> Exercise instructions
Show every line containing "Shallow" by copying it.
***** Task inputs *****
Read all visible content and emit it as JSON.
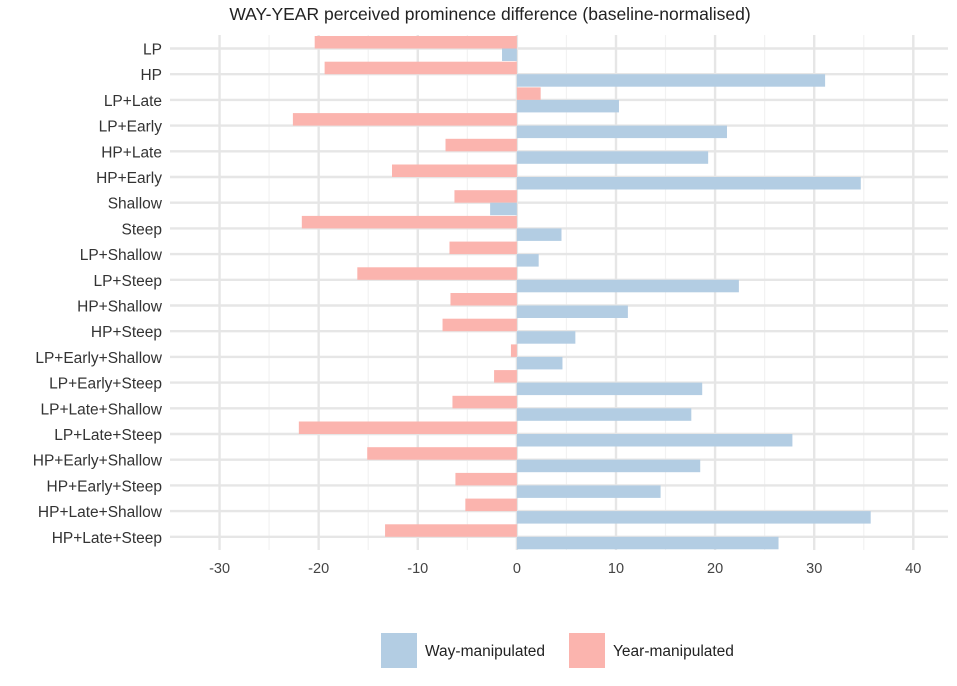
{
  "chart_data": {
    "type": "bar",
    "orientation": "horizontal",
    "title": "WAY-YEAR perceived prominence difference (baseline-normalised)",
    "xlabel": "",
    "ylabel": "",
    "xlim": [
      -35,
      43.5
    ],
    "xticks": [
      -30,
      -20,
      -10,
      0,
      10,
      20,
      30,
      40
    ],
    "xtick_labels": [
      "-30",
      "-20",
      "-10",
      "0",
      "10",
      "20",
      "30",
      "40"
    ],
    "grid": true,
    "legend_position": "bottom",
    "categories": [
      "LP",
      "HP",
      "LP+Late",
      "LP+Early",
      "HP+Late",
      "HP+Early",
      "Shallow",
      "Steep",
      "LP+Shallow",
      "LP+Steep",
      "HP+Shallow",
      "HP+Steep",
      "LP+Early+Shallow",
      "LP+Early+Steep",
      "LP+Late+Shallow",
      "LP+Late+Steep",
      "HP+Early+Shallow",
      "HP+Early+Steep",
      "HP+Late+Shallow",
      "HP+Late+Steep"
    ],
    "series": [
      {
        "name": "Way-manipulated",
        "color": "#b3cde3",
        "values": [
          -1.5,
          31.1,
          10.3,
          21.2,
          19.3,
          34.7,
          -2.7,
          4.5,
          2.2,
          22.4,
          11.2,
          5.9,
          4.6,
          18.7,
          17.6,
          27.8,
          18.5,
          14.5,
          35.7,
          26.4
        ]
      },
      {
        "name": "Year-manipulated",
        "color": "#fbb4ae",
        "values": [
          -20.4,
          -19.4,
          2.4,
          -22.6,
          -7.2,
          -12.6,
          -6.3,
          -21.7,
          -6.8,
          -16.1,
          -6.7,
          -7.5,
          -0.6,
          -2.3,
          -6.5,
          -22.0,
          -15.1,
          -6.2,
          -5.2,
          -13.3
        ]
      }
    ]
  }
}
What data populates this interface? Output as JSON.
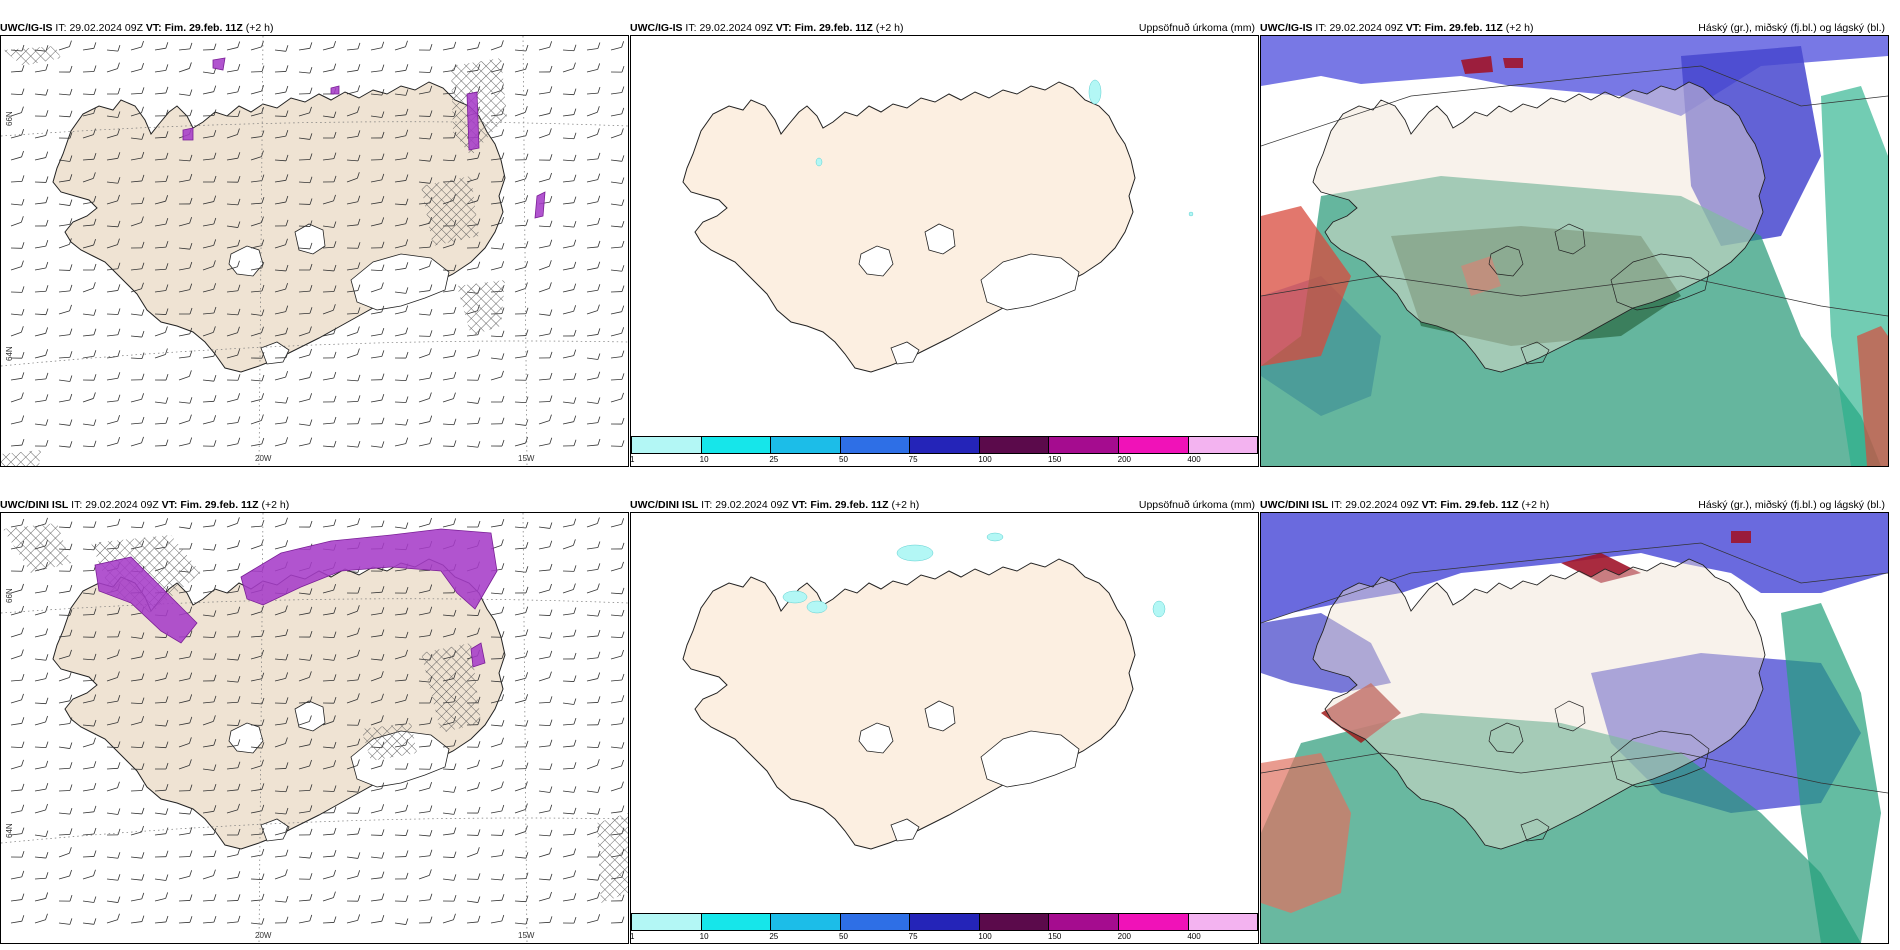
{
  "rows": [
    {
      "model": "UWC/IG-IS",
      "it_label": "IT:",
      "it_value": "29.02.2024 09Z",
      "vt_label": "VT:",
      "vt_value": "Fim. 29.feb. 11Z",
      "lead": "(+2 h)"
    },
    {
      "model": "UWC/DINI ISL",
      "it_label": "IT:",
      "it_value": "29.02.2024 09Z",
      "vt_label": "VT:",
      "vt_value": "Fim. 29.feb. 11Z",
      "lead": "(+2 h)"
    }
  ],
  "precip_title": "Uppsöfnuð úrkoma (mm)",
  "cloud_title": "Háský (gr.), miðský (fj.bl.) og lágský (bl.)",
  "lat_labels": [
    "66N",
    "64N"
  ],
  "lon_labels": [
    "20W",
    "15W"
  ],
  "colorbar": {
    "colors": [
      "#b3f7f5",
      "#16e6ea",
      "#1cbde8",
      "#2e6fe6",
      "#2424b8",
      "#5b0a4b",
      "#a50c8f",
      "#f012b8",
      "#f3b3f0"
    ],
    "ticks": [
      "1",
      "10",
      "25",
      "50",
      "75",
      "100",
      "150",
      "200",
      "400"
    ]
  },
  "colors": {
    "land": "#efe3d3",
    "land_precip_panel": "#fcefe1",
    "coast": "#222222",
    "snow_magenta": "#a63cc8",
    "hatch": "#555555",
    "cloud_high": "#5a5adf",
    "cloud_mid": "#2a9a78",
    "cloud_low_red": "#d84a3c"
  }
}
*****
***** Task inputs *****
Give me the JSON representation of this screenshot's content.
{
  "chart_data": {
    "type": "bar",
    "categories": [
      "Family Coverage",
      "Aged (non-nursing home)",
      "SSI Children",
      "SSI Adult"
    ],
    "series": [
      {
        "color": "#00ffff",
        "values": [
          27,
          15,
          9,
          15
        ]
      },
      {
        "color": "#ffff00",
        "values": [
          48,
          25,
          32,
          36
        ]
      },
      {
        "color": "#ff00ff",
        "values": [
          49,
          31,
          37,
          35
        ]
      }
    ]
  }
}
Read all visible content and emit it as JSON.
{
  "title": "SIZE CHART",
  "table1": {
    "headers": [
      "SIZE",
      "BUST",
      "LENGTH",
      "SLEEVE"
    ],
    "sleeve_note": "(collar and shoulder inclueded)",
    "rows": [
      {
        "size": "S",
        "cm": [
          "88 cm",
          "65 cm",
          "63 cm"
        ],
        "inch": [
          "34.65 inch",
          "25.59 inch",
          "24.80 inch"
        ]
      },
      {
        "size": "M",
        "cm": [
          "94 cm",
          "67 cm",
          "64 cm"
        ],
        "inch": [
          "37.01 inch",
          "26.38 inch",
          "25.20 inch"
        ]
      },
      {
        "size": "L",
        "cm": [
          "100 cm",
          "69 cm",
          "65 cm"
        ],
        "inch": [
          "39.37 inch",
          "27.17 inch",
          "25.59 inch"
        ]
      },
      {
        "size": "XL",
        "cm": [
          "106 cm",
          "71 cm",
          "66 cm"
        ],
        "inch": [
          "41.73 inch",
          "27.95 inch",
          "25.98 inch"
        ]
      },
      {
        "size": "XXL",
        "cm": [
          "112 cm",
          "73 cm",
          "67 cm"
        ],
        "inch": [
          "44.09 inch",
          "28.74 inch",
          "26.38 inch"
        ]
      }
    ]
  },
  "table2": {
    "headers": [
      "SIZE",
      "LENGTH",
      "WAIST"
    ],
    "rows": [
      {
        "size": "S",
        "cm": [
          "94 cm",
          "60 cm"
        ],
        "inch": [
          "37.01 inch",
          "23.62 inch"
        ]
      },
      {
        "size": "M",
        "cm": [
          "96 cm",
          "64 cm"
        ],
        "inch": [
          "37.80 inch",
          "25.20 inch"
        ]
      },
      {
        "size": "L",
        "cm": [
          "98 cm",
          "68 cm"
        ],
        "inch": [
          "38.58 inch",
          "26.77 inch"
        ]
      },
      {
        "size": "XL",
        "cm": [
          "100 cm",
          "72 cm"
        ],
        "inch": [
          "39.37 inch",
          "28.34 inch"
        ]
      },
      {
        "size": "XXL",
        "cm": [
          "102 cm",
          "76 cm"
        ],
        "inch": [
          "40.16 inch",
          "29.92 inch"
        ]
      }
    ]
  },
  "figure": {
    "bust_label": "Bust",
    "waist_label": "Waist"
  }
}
*****
> Answer to the problem
      "Shallow",
      "LP+Shallow",
      "HP+Shallow",
      "LP+Early+Shallow",
      "LP+Late+Shallow",
      "HP+Early+Shallow",
      "HP+Late+Shallow",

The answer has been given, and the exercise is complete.